→ **EXERCISE**
Would you copy out the whole listing exactly as given?
— begin INPUT —
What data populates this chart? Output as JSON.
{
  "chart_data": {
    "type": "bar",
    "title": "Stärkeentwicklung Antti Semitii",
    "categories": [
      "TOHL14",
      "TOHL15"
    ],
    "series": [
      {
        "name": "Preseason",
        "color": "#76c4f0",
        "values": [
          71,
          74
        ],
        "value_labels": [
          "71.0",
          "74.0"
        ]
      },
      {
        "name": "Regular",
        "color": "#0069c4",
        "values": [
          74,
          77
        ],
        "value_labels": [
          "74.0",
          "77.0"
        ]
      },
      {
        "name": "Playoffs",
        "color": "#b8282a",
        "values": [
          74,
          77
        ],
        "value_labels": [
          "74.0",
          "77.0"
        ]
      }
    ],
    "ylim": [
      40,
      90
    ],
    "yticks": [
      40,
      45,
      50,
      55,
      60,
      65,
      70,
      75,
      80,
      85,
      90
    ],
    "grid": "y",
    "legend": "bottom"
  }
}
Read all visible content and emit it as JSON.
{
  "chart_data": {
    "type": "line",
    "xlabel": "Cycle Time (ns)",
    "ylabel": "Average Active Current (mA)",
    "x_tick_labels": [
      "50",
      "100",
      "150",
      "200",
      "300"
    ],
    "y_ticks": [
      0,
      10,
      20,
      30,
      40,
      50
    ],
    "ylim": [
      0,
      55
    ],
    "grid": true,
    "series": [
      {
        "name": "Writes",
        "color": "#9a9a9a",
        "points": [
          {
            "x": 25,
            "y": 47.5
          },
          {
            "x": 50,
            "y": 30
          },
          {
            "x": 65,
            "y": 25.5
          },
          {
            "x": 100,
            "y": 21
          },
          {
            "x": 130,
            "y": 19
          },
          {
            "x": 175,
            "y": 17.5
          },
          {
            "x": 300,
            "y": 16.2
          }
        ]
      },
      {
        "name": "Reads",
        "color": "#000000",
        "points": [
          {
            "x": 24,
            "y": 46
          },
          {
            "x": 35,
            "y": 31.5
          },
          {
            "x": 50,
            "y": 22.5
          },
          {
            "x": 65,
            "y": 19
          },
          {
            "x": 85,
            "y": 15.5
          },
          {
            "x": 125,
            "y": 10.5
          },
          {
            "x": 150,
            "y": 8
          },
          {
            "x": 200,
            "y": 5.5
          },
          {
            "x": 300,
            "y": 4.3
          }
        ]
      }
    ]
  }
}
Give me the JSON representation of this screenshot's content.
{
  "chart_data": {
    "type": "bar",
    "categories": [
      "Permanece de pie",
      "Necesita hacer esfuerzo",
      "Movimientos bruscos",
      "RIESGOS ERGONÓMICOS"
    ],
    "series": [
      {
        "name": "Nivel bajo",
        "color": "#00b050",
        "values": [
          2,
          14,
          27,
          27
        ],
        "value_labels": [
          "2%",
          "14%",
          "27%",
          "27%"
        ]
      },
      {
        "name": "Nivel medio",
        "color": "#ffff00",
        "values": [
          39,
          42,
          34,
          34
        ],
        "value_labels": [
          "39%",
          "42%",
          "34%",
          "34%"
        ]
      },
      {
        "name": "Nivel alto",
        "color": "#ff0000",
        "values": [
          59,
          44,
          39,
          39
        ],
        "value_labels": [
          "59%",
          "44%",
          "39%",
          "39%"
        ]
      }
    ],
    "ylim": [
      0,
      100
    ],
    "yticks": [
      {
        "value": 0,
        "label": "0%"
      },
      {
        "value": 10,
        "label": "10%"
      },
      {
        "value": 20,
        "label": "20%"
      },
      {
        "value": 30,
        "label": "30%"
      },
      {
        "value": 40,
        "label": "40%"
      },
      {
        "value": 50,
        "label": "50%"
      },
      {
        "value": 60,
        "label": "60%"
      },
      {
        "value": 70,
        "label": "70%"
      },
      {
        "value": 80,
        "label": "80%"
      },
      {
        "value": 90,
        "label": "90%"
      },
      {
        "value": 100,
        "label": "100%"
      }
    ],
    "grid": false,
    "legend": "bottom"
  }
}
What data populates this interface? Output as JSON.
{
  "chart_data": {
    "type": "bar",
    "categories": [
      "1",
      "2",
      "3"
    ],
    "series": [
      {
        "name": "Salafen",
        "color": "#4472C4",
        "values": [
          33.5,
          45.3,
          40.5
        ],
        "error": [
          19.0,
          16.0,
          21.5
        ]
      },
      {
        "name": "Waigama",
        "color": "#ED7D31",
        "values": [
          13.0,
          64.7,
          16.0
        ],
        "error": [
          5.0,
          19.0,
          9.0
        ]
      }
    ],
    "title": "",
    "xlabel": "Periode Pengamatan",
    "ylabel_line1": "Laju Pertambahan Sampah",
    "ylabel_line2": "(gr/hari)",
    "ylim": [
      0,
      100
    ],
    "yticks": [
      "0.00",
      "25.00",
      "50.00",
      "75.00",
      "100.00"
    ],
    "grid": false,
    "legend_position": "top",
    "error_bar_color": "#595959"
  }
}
— end INPUT —
→ **WRITTEN RESPONSE**
What data populates this chart? Output as JSON.
{
  "chart_data": {
    "type": "bar",
    "title": "Stärkeentwicklung Antti Semitii",
    "categories": [
      "TOHL14",
      "TOHL15"
    ],
    "series": [
      {
        "name": "Preseason",
        "color": "#76c4f0",
        "values": [
          71,
          74
        ],
        "value_labels": [
          "71.0",
          "74.0"
        ]
      },
      {
        "name": "Regular",
        "color": "#0069c4",
        "values": [
          74,
          77
        ],
        "value_labels": [
          "74.0",
          "77.0"
        ]
      },
      {
        "name": "Playoffs",
        "color": "#b8282a",
        "values": [
          74,
          77
        ],
        "value_labels": [
          "74.0",
          "77.0"
        ]
      }
    ],
    "ylim": [
      40,
      90
    ],
    "yticks": [
      40,
      45,
      50,
      55,
      60,
      65,
      70,
      75,
      80,
      85,
      90
    ],
    "grid": "y",
    "legend": "bottom"
  }
}
Read all visible content and emit it as JSON.
{
  "chart_data": {
    "type": "line",
    "xlabel": "Cycle Time (ns)",
    "ylabel": "Average Active Current (mA)",
    "x_tick_labels": [
      "50",
      "100",
      "150",
      "200",
      "300"
    ],
    "y_ticks": [
      0,
      10,
      20,
      30,
      40,
      50
    ],
    "ylim": [
      0,
      55
    ],
    "grid": true,
    "series": [
      {
        "name": "Writes",
        "color": "#9a9a9a",
        "points": [
          {
            "x": 25,
            "y": 47.5
          },
          {
            "x": 50,
            "y": 30
          },
          {
            "x": 65,
            "y": 25.5
          },
          {
            "x": 100,
            "y": 21
          },
          {
            "x": 130,
            "y": 19
          },
          {
            "x": 175,
            "y": 17.5
          },
          {
            "x": 300,
            "y": 16.2
          }
        ]
      },
      {
        "name": "Reads",
        "color": "#000000",
        "points": [
          {
            "x": 24,
            "y": 46
          },
          {
            "x": 35,
            "y": 31.5
          },
          {
            "x": 50,
            "y": 22.5
          },
          {
            "x": 65,
            "y": 19
          },
          {
            "x": 85,
            "y": 15.5
          },
          {
            "x": 125,
            "y": 10.5
          },
          {
            "x": 150,
            "y": 8
          },
          {
            "x": 200,
            "y": 5.5
          },
          {
            "x": 300,
            "y": 4.3
          }
        ]
      }
    ]
  }
}
Give me the JSON representation of this screenshot's content.
{
  "chart_data": {
    "type": "bar",
    "categories": [
      "Permanece de pie",
      "Necesita hacer esfuerzo",
      "Movimientos bruscos",
      "RIESGOS ERGONÓMICOS"
    ],
    "series": [
      {
        "name": "Nivel bajo",
        "color": "#00b050",
        "values": [
          2,
          14,
          27,
          27
        ],
        "value_labels": [
          "2%",
          "14%",
          "27%",
          "27%"
        ]
      },
      {
        "name": "Nivel medio",
        "color": "#ffff00",
        "values": [
          39,
          42,
          34,
          34
        ],
        "value_labels": [
          "39%",
          "42%",
          "34%",
          "34%"
        ]
      },
      {
        "name": "Nivel alto",
        "color": "#ff0000",
        "values": [
          59,
          44,
          39,
          39
        ],
        "value_labels": [
          "59%",
          "44%",
          "39%",
          "39%"
        ]
      }
    ],
    "ylim": [
      0,
      100
    ],
    "yticks": [
      {
        "value": 0,
        "label": "0%"
      },
      {
        "value": 10,
        "label": "10%"
      },
      {
        "value": 20,
        "label": "20%"
      },
      {
        "value": 30,
        "label": "30%"
      },
      {
        "value": 40,
        "label": "40%"
      },
      {
        "value": 50,
        "label": "50%"
      },
      {
        "value": 60,
        "label": "60%"
      },
      {
        "value": 70,
        "label": "70%"
      },
      {
        "value": 80,
        "label": "80%"
      },
      {
        "value": 90,
        "label": "90%"
      },
      {
        "value": 100,
        "label": "100%"
      }
    ],
    "grid": false,
    "legend": "bottom"
  }
}
What data populates this interface? Output as JSON.
{
  "chart_data": {
    "type": "bar",
    "categories": [
      "1",
      "2",
      "3"
    ],
    "series": [
      {
        "name": "Salafen",
        "color": "#4472C4",
        "values": [
          33.5,
          45.3,
          40.5
        ],
        "error": [
          19.0,
          16.0,
          21.5
        ]
      },
      {
        "name": "Waigama",
        "color": "#ED7D31",
        "values": [
          13.0,
          64.7,
          16.0
        ],
        "error": [
          5.0,
          19.0,
          9.0
        ]
      }
    ],
    "title": "",
    "xlabel": "Periode Pengamatan",
    "ylabel_line1": "Laju Pertambahan Sampah",
    "ylabel_line2": "(gr/hari)",
    "ylim": [
      0,
      100
    ],
    "yticks": [
      "0.00",
      "25.00",
      "50.00",
      "75.00",
      "100.00"
    ],
    "grid": false,
    "legend_position": "top",
    "error_bar_color": "#595959"
  }
}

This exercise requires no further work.